### Data records
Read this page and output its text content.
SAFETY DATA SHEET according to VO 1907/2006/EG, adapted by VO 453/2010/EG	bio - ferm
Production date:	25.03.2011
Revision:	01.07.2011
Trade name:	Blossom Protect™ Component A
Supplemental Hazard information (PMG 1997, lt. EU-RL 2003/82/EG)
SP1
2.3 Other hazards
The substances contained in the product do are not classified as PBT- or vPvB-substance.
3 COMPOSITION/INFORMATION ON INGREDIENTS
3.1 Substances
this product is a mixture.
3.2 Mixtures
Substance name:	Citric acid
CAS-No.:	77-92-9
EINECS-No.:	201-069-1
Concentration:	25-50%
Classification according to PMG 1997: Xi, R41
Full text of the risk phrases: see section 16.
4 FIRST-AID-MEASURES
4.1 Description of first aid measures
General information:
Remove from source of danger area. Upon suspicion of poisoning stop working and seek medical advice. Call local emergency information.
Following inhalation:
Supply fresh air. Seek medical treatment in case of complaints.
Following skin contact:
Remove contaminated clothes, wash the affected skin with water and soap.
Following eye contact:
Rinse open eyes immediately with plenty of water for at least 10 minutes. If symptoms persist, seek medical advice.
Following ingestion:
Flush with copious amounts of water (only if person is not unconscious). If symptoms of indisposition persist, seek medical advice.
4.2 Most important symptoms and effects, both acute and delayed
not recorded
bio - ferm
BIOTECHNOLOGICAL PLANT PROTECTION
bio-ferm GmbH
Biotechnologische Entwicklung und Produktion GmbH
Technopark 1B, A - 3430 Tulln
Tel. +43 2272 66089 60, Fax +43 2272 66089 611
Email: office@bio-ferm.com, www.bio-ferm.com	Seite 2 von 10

### Task requirements
Print the listing above in its entirety, with every line exact.

### Solved exercise
Read this page and output its text content.
SAFETY DATA SHEET according to VO 1907/2006/EG, adapted by VO 453/2010/EG	bio - ferm
Production date:	25.03.2011
Revision:	01.07.2011
Trade name:	Blossom Protect™ Component A
Supplemental Hazard information (PMG 1997, lt. EU-RL 2003/82/EG)
SP1
2.3 Other hazards
The substances contained in the product do are not classified as PBT- or vPvB-substance.
3 COMPOSITION/INFORMATION ON INGREDIENTS
3.1 Substances
this product is a mixture.
3.2 Mixtures
Substance name:	Citric acid
CAS-No.:	77-92-9
EINECS-No.:	201-069-1
Concentration:	25-50%
Classification according to PMG 1997: Xi, R41
Full text of the risk phrases: see section 16.
4 FIRST-AID-MEASURES
4.1 Description of first aid measures
General information:
Remove from source of danger area. Upon suspicion of poisoning stop working and seek medical advice. Call local emergency information.
Following inhalation:
Supply fresh air. Seek medical treatment in case of complaints.
Following skin contact:
Remove contaminated clothes, wash the affected skin with water and soap.
Following eye contact:
Rinse open eyes immediately with plenty of water for at least 10 minutes. If symptoms persist, seek medical advice.
Following ingestion:
Flush with copious amounts of water (only if person is not unconscious). If symptoms of indisposition persist, seek medical advice.
4.2 Most important symptoms and effects, both acute and delayed
not recorded
bio - ferm
BIOTECHNOLOGICAL PLANT PROTECTION
bio-ferm GmbH
Biotechnologische Entwicklung und Produktion GmbH
Technopark 1B, A - 3430 Tulln
Tel. +43 2272 66089 60, Fax +43 2272 66089 611
Email: office@bio-ferm.com, www.bio-ferm.com	Seite 2 von 10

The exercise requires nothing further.